* [Your goal]: Where a line contains the word "汇入速度加快", copy that line in full.

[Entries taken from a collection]
....
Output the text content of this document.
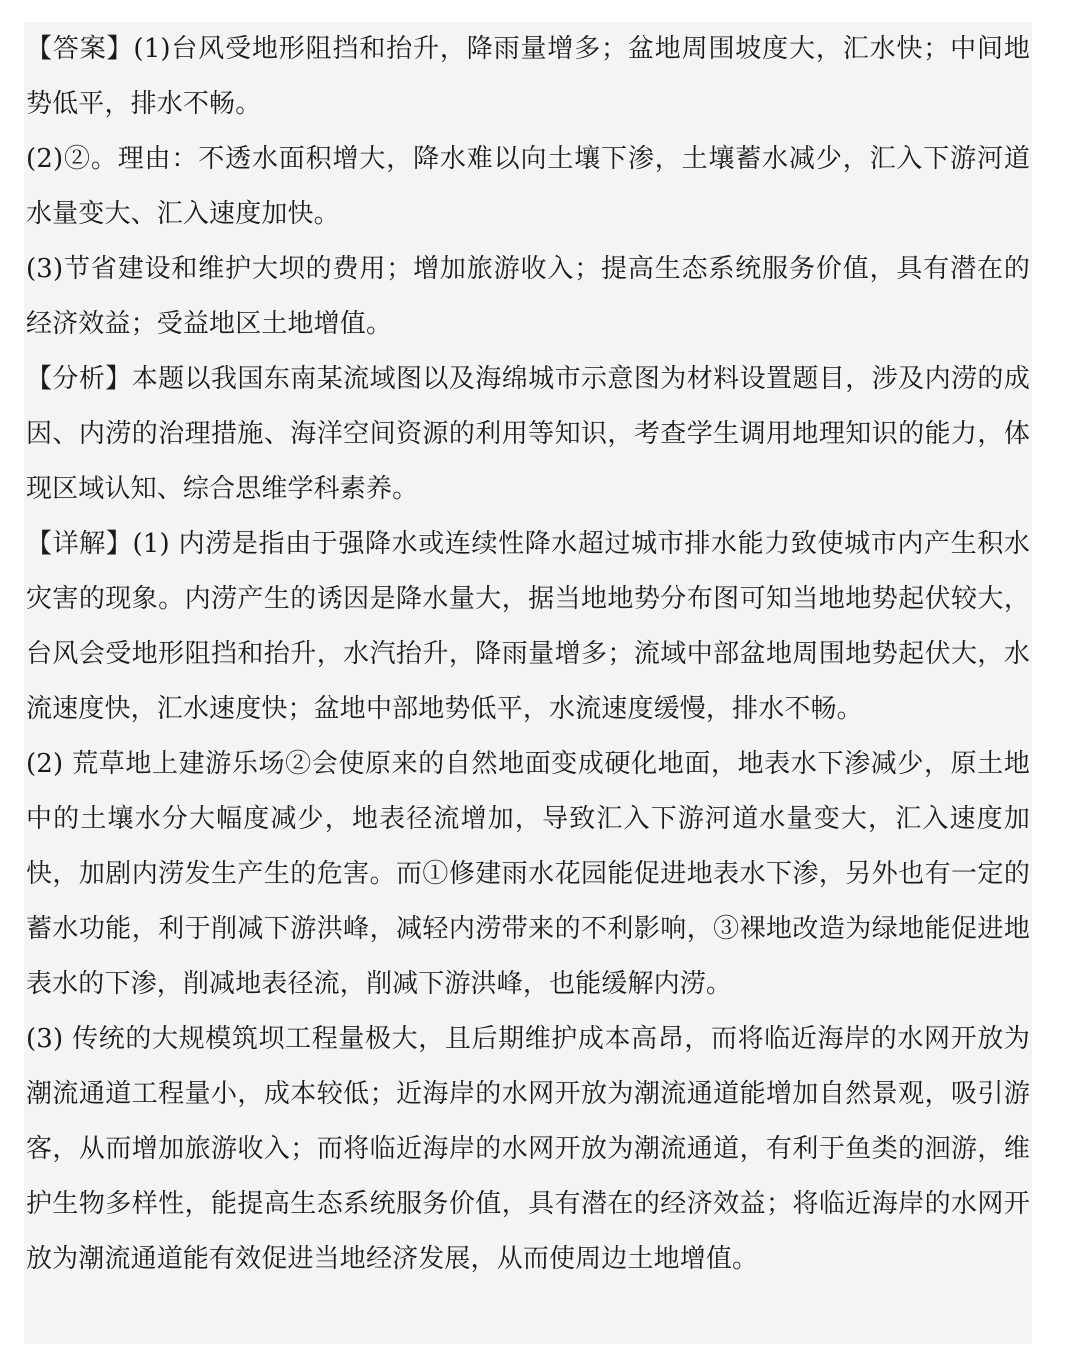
【答案】(1)台风受地形阻挡和抬升，降雨量增多；盆地周围坡度大，汇水快；中间地势低平，排水不畅。

(2)②。理由：不透水面积增大，降水难以向土壤下渗，土壤蓄水减少，汇入下游河道水量变大、汇入速度加快。

(3)节省建设和维护大坝的费用；增加旅游收入；提高生态系统服务价值，具有潜在的经济效益；受益地区土地增值。

【分析】本题以我国东南某流域图以及海绵城市示意图为材料设置题目，涉及内涝的成因、内涝的治理措施、海洋空间资源的利用等知识，考查学生调用地理知识的能力，体现区域认知、综合思维学科素养。

【详解】(1) 内涝是指由于强降水或连续性降水超过城市排水能力致使城市内产生积水灾害的现象。内涝产生的诱因是降水量大，据当地地势分布图可知当地地势起伏较大，台风会受地形阻挡和抬升，水汽抬升，降雨量增多；流域中部盆地周围地势起伏大，水流速度快，汇水速度快；盆地中部地势低平，水流速度缓慢，排水不畅。

(2) 荒草地上建游乐场②会使原来的自然地面变成硬化地面，地表水下渗减少，原土地中的土壤水分大幅度减少，地表径流增加，导致汇入下游河道水量变大，汇入速度加快，加剧内涝发生产生的危害。而①修建雨水花园能促进地表水下渗，另外也有一定的蓄水功能，利于削减下游洪峰，减轻内涝带来的不利影响，③裸地改造为绿地能促进地表水的下渗，削减地表径流，削减下游洪峰，也能缓解内涝。

(3) 传统的大规模筑坝工程量极大，且后期维护成本高昂，而将临近海岸的水网开放为潮流通道工程量小，成本较低；近海岸的水网开放为潮流通道能增加自然景观，吸引游客，从而增加旅游收入；而将临近海岸的水网开放为潮流通道，有利于鱼类的洄游，维护生物多样性，能提高生态系统服务价值，具有潜在的经济效益；将临近海岸的水网开放为潮流通道能有效促进当地经济发展，从而使周边土地增值。
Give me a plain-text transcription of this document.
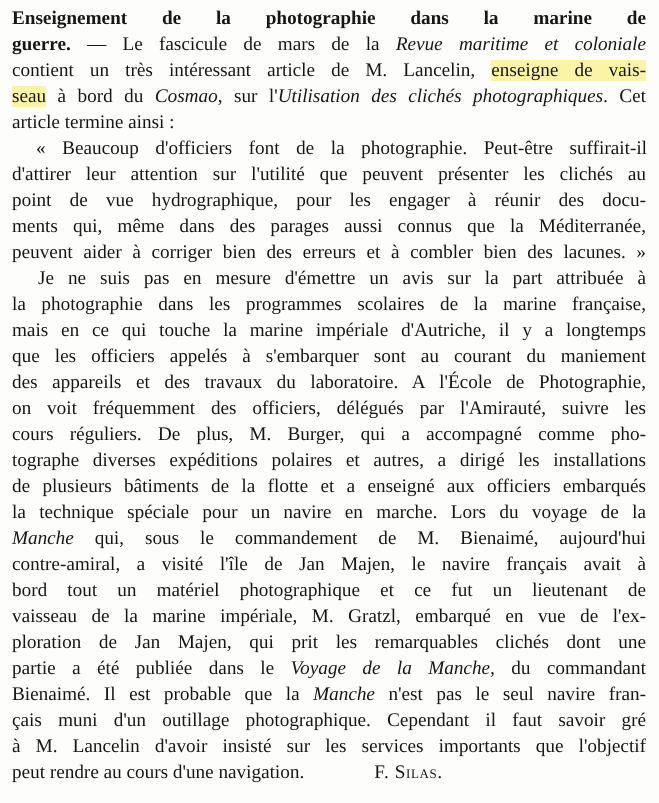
Enseignement de la photographie dans la marine de
guerre. — Le fascicule de mars de la Revue maritime et coloniale
contient un très intéressant article de M. Lancelin, enseigne de vais-
seau à bord du Cosmao, sur l'Utilisation des clichés photographiques. Cet
article termine ainsi :
« Beaucoup d'officiers font de la photographie. Peut-être suffirait-il
d'attirer leur attention sur l'utilité que peuvent présenter les clichés au
point de vue hydrographique, pour les engager à réunir des docu-
ments qui, même dans des parages aussi connus que la Méditerranée,
peuvent aider à corriger bien des erreurs et à combler bien des lacunes. »
Je ne suis pas en mesure d'émettre un avis sur la part attribuée à
la photographie dans les programmes scolaires de la marine française,
mais en ce qui touche la marine impériale d'Autriche, il y a longtemps
que les officiers appelés à s'embarquer sont au courant du maniement
des appareils et des travaux du laboratoire. A l'École de Photographie,
on voit fréquemment des officiers, délégués par l'Amirauté, suivre les
cours réguliers. De plus, M. Burger, qui a accompagné comme pho-
tographe diverses expéditions polaires et autres, a dirigé les installations
de plusieurs bâtiments de la flotte et a enseigné aux officiers embarqués
la technique spéciale pour un navire en marche. Lors du voyage de la
Manche qui, sous le commandement de M. Bienaimé, aujourd'hui
contre-amiral, a visité l'île de Jan Majen, le navire français avait à
bord tout un matériel photographique et ce fut un lieutenant de
vaisseau de la marine impériale, M. Gratzl, embarqué en vue de l'ex-
ploration de Jan Majen, qui prit les remarquables clichés dont une
partie a été publiée dans le Voyage de la Manche, du commandant
Bienaimé. Il est probable que la Manche n'est pas le seul navire fran-
çais muni d'un outillage photographique. Cependant il faut savoir gré
à M. Lancelin d'avoir insisté sur les services importants que l'objectif
peut rendre au cours d'une navigation.	F. Silas.
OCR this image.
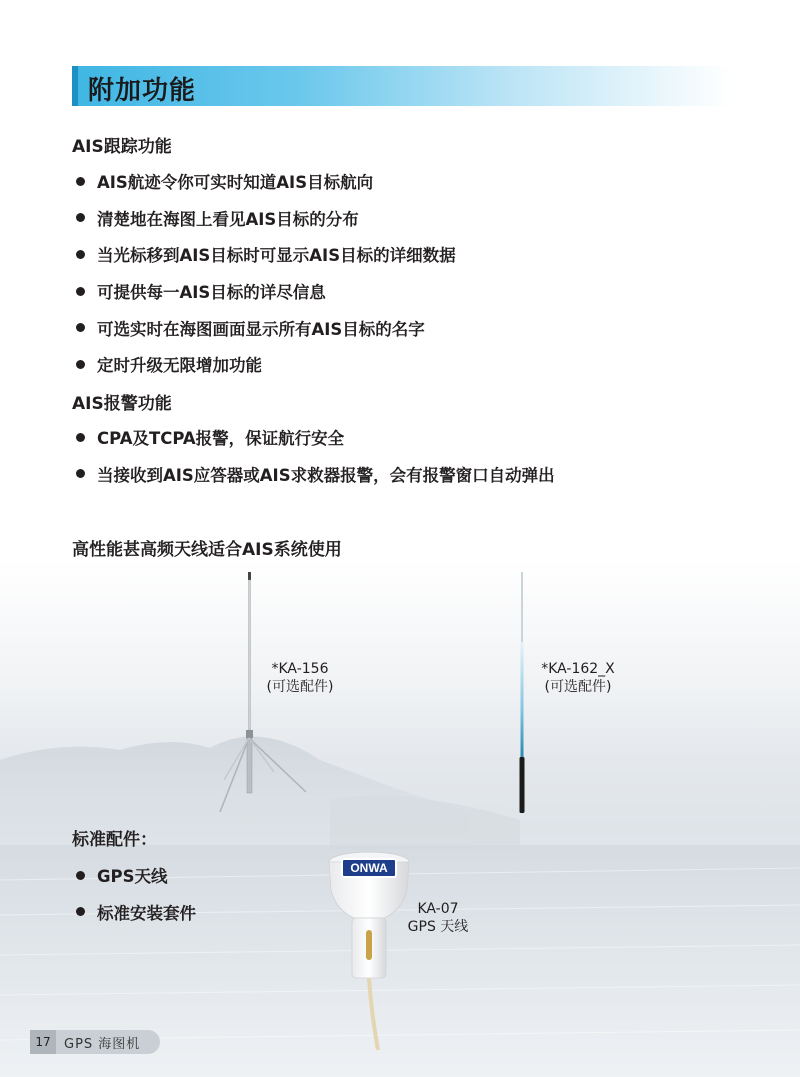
附加功能
AIS跟踪功能
AIS航迹令你可实时知道AIS目标航向
清楚地在海图上看见AIS目标的分布
当光标移到AIS目标时可显示AIS目标的详细数据
可提供每一AIS目标的详尽信息
可选实时在海图画面显示所有AIS目标的名字
定时升级无限增加功能
AIS报警功能
CPA及TCPA报警，保证航行安全
当接收到AIS应答器或AIS求救器报警，会有报警窗口自动弹出
高性能甚高频天线适合AIS系统使用
*KA-156
(可选配件)
*KA-162_X
(可选配件)
标准配件：
GPS天线
标准安装套件
ONWA
KA-07
GPS 天线
17	GPS 海图机
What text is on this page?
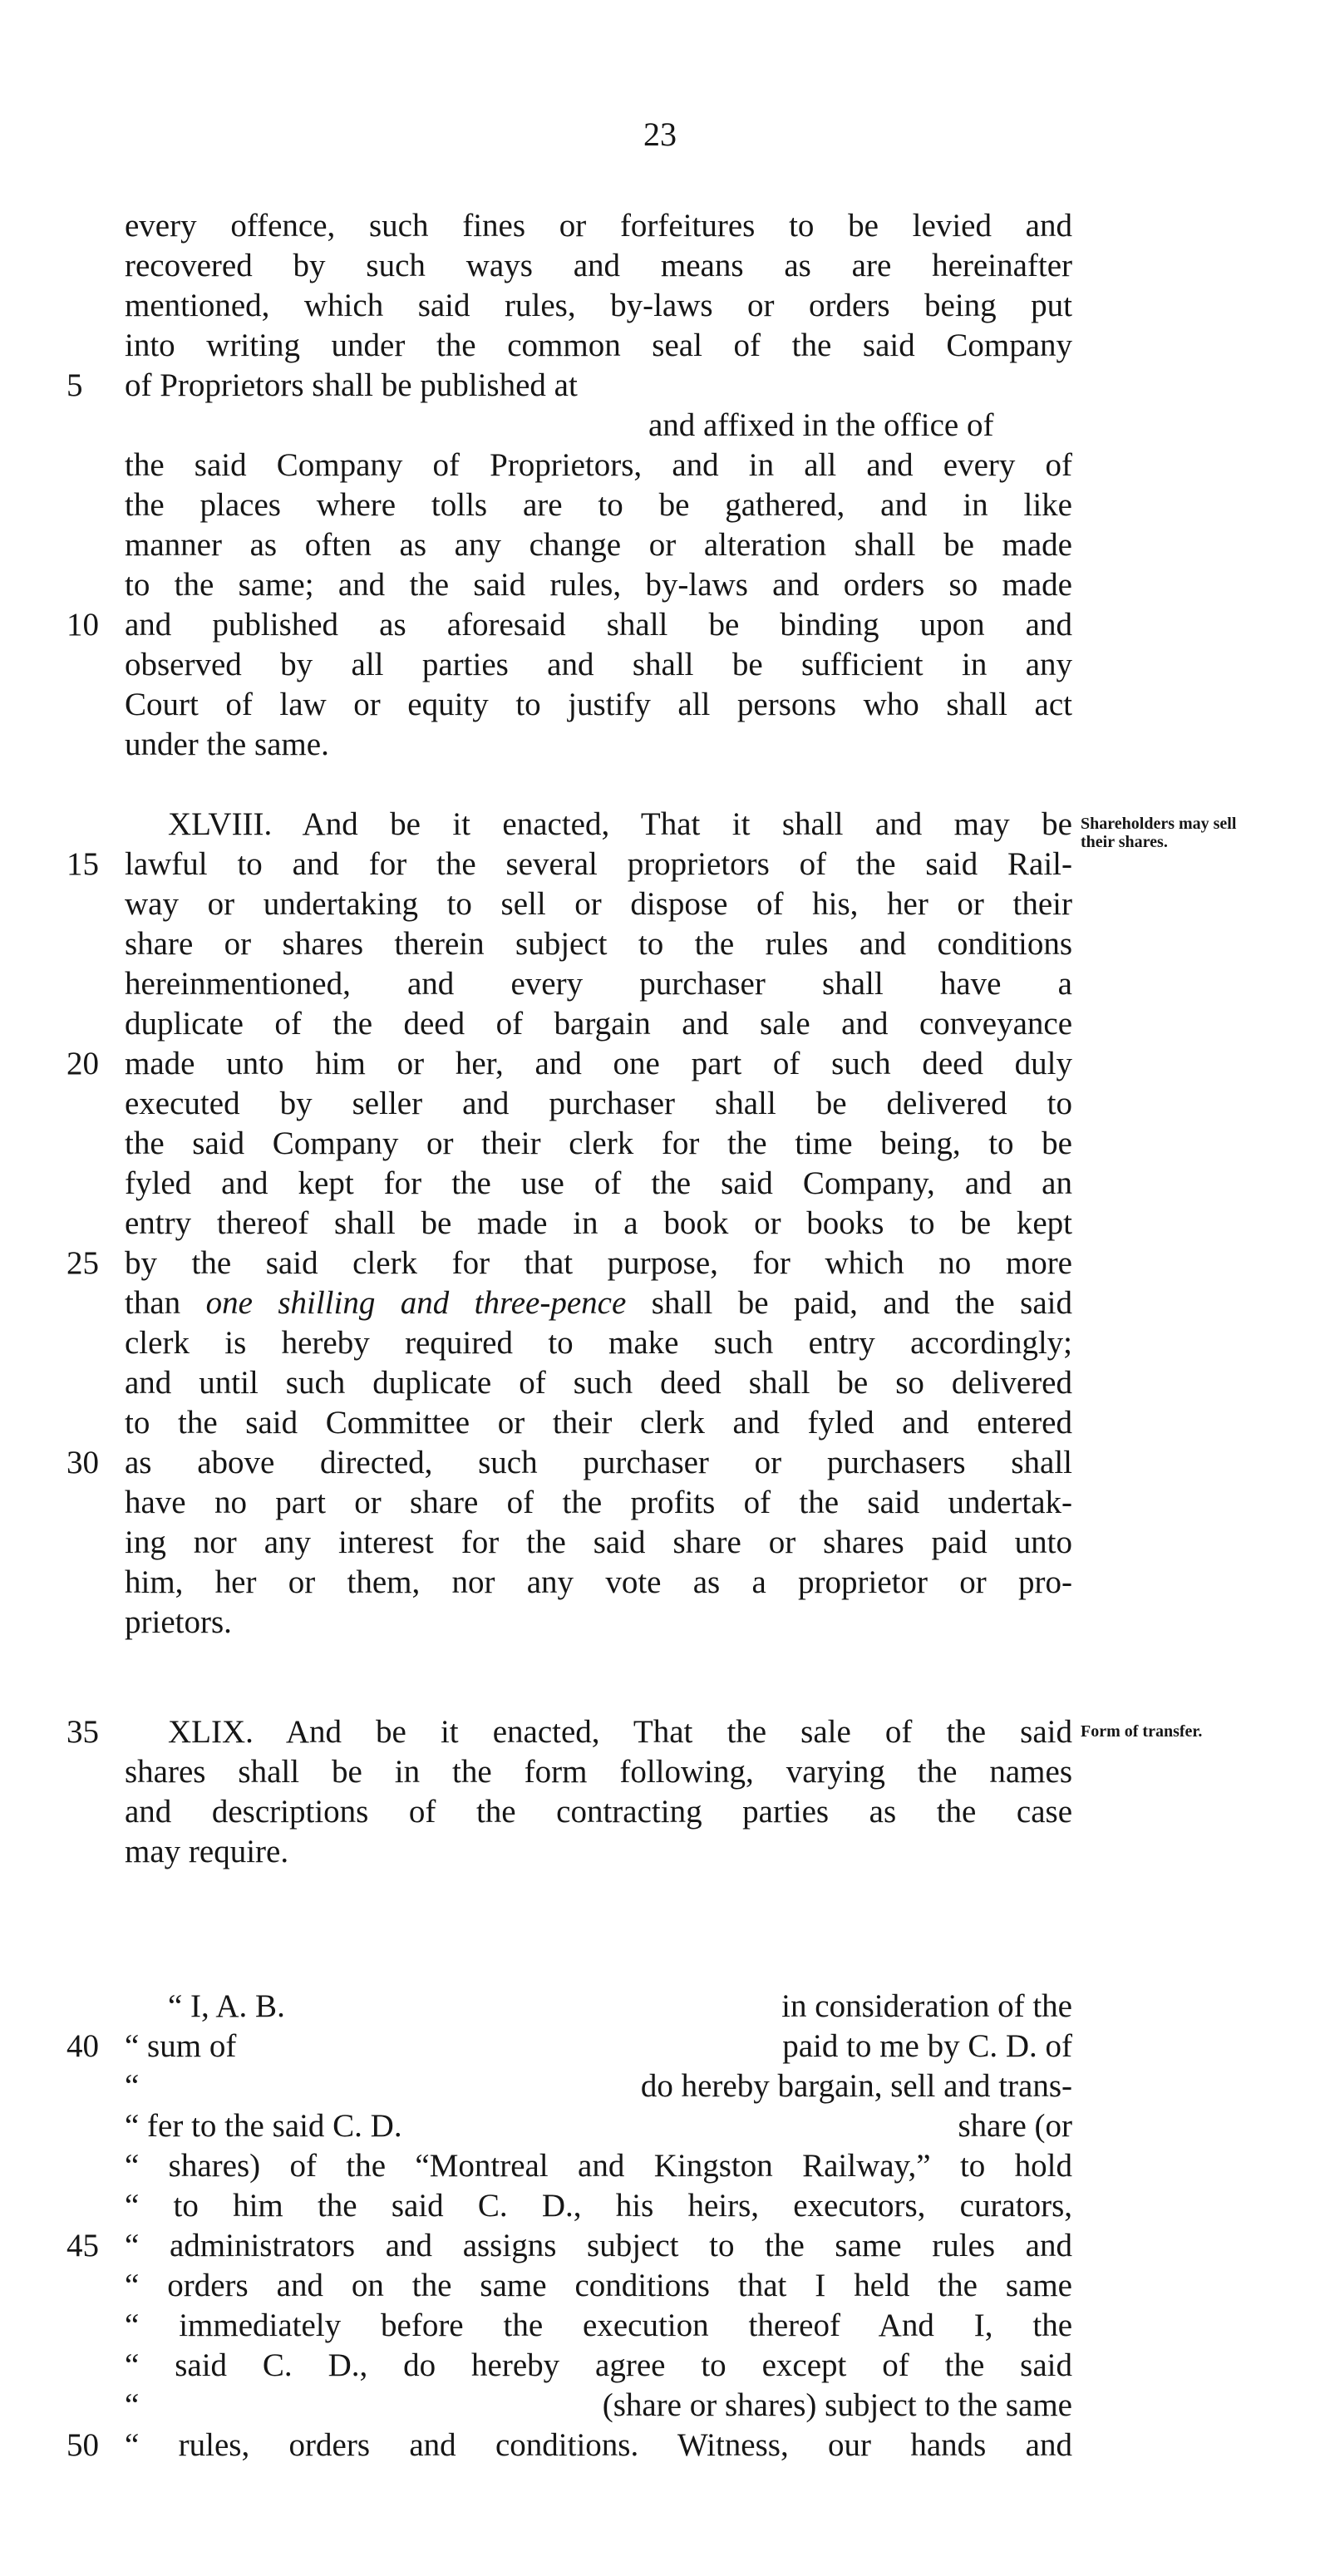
23
every offence, such fines or forfeitures to be levied and
recovered by such ways and means as are hereinafter
mentioned, which said rules, by-laws or orders being put
into writing under the common seal of the said Company
5	of Proprietors shall be published at
and affixed in the office of
the said Company of Proprietors, and in all and every of
the places where tolls are to be gathered, and in like
manner as often as any change or alteration shall be made
to the same; and the said rules, by-laws and orders so made
10 and published as aforesaid shall be binding upon and
observed by all parties and shall be sufficient in any
Court of law or equity to justify all persons who shall act
under the same.
XLVIII. And be it enacted, That it shall and may be
15 lawful to and for the several proprietors of the said Rail-
way or undertaking to sell or dispose of his, her or their
share or shares therein subject to the rules and conditions
hereinmentioned, and every purchaser shall have a
duplicate of the deed of bargain and sale and conveyance
20 made unto him or her, and one part of such deed duly
executed by seller and purchaser shall be delivered to
the said Company or their clerk for the time being, to be
fyled and kept for the use of the said Company, and an
entry thereof shall be made in a book or books to be kept
25 by the said clerk for that purpose, for which no more
than one shilling and three-pence shall be paid, and the said
clerk is hereby required to make such entry accordingly;
and until such duplicate of such deed shall be so delivered
to the said Committee or their clerk and fyled and entered
30 as above directed, such purchaser or purchasers shall
have no part or share of the profits of the said undertak-
ing nor any interest for the said share or shares paid unto
him, her or them, nor any vote as a proprietor or pro-
prietors.
Shareholders may sell their shares.
35	XLIX. And be it enacted, That the sale of the said
shares shall be in the form following, varying the names
and descriptions of the contracting parties as the case
may require.
Form of transfer.
“ I, A. B.	in consideration of the
40 “ sum of	paid to me by C. D. of
“	do hereby bargain, sell and trans-
“ fer to the said C. D.	share (or
“ shares) of the “Montreal and Kingston Railway,” to hold
“ to him the said C. D., his heirs, executors, curators,
45 “ administrators and assigns subject to the same rules and
“ orders and on the same conditions that I held the same
“ immediately before the execution thereof And I, the
“ said C. D., do hereby agree to except of the said
“	(share or shares) subject to the same
50 “ rules, orders and conditions. Witness, our hands and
....
* [Written solution]:
(2)②。理由：不透水面积增大，降水难以向土壤下渗，土壤蓄水减少，汇入下游河道水量变大、汇入速度加快。
(2) 荒草地上建游乐场②会使原来的自然地面变成硬化地面，地表水下渗减少，原土地中的土壤水分大幅度减少，地表径流增加，导致汇入下游河道水量变大，汇入速度加快，加剧内涝发生产生的危害。而①修建雨水花园能促进地表水下渗，另外也有一定的蓄水功能，利于削减下游洪峰，减轻内涝带来的不利影响，③裸地改造为绿地能促进地表水的下渗，削减地表径流，削减下游洪峰，也能缓解内涝。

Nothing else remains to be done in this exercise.